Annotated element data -
----------------------------------------
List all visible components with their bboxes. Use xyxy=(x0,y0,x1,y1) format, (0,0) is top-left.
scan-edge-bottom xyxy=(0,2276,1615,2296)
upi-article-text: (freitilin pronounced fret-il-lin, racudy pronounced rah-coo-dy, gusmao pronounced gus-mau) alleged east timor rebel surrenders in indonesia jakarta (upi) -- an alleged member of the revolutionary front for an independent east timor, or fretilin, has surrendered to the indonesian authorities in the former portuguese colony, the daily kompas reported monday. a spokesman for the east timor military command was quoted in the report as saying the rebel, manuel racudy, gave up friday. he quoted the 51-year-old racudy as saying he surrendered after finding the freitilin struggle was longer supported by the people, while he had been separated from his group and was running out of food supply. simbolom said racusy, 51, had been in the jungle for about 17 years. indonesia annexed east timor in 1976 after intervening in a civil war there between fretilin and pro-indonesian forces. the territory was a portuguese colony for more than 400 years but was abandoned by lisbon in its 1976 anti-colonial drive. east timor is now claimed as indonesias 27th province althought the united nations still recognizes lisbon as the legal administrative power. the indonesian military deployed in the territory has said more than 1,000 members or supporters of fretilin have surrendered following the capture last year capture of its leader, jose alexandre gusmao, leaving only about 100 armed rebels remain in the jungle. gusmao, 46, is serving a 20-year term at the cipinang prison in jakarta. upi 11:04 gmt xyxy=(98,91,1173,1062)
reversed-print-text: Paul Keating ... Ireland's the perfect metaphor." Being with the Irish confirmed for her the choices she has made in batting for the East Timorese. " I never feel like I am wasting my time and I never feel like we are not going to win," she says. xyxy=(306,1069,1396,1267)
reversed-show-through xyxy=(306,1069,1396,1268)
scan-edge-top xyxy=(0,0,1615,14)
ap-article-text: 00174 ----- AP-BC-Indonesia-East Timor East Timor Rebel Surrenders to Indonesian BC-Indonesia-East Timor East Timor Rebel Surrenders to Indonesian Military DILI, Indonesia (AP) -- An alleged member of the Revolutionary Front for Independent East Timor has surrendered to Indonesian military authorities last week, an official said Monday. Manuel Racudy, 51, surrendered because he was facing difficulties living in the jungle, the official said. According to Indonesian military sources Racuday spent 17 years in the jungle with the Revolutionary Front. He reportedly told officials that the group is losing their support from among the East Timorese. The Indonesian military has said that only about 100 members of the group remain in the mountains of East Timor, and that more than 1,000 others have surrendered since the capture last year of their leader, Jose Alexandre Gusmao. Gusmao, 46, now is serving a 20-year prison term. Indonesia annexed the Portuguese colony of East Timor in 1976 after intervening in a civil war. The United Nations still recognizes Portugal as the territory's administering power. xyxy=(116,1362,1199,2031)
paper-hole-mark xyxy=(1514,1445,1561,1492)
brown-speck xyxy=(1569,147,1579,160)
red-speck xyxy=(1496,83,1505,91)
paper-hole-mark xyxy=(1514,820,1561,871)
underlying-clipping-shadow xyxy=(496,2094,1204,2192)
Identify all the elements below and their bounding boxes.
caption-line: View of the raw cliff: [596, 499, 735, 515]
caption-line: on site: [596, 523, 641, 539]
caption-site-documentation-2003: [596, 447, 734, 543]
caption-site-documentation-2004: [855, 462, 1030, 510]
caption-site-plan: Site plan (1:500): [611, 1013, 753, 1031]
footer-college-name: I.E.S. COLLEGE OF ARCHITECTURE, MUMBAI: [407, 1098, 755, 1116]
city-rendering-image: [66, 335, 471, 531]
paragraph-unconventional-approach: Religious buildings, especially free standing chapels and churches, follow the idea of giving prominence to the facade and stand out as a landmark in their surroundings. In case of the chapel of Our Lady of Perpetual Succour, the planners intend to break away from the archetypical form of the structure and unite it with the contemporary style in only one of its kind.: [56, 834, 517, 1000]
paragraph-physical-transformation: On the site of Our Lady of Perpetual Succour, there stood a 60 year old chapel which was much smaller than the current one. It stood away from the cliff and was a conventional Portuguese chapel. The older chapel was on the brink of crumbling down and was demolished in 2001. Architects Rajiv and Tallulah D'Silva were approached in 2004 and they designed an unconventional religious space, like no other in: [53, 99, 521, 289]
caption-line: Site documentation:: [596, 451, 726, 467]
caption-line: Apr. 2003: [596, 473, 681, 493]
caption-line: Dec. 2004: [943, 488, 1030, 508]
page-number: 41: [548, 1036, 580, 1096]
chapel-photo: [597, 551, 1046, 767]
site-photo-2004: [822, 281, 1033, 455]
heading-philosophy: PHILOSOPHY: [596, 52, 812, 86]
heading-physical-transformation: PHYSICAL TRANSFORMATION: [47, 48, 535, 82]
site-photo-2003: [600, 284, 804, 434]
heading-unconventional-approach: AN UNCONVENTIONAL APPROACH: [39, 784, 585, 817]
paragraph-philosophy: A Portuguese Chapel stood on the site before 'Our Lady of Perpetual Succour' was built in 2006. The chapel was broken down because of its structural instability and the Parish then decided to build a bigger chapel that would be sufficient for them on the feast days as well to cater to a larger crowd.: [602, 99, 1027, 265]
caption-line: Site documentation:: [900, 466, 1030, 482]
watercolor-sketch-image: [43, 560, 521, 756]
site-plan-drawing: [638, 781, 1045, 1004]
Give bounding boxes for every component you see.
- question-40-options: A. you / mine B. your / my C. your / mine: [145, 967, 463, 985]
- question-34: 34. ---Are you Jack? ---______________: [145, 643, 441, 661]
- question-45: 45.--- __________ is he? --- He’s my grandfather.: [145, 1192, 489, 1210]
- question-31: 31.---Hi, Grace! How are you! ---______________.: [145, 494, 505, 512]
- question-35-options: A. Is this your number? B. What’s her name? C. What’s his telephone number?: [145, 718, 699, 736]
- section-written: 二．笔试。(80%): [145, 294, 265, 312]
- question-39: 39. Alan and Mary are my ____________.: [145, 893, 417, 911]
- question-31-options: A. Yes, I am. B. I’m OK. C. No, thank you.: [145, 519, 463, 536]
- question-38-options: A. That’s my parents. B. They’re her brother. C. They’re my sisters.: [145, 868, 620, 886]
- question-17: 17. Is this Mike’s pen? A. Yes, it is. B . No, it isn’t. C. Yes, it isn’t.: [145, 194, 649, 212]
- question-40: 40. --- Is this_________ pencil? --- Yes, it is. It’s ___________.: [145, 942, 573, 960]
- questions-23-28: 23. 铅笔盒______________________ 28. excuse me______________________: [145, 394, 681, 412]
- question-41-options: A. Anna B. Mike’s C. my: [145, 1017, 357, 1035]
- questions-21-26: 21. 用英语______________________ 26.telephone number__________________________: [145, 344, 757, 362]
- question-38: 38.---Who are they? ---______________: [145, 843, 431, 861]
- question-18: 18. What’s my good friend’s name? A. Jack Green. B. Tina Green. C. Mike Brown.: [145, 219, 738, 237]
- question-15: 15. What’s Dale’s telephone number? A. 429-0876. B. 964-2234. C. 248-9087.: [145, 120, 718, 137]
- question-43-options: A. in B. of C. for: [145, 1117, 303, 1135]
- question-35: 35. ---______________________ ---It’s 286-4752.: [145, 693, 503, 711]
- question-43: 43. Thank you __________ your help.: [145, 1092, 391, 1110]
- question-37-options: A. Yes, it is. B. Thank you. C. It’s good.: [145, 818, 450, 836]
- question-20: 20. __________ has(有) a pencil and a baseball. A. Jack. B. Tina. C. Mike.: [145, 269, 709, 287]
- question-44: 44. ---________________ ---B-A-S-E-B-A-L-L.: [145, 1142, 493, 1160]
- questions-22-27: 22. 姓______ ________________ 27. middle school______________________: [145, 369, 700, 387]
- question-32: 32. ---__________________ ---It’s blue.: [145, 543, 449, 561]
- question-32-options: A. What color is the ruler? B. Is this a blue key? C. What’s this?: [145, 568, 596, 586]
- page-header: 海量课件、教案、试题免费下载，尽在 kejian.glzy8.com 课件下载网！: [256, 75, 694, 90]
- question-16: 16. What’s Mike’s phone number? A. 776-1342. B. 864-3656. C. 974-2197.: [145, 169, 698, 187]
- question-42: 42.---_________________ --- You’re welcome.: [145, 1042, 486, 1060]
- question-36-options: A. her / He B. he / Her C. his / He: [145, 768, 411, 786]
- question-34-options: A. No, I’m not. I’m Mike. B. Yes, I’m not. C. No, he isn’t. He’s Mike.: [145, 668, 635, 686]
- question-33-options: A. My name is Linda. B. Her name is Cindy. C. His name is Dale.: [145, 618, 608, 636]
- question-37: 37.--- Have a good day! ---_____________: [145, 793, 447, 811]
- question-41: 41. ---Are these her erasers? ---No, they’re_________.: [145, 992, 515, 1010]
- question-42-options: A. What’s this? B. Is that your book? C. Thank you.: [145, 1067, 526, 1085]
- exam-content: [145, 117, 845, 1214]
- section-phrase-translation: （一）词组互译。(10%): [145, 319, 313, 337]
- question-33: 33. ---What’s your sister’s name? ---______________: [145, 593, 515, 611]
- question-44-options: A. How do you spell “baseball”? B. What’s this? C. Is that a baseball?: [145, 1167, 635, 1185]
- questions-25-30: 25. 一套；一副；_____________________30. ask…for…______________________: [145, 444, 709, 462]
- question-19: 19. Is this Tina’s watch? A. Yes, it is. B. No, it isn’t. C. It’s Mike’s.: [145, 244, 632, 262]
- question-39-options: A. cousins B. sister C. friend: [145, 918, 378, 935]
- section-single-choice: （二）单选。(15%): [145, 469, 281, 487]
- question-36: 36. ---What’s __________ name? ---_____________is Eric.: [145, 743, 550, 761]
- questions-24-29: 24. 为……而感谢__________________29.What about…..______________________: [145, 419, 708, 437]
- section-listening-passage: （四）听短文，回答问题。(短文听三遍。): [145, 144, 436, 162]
----------------------------------------
Short problem - Rewrite the data from its start through the line containing "scan-edge-bottom xyxy=(0,2276,1615,2296)", replacing "visible" with "displayed" and leaving everything else unchanged.

Complete output -
List all displayed components with their bboxes. Use xyxy=(x0,y0,x1,y1) format, (0,0) is top-left.
scan-edge-bottom xyxy=(0,2276,1615,2296)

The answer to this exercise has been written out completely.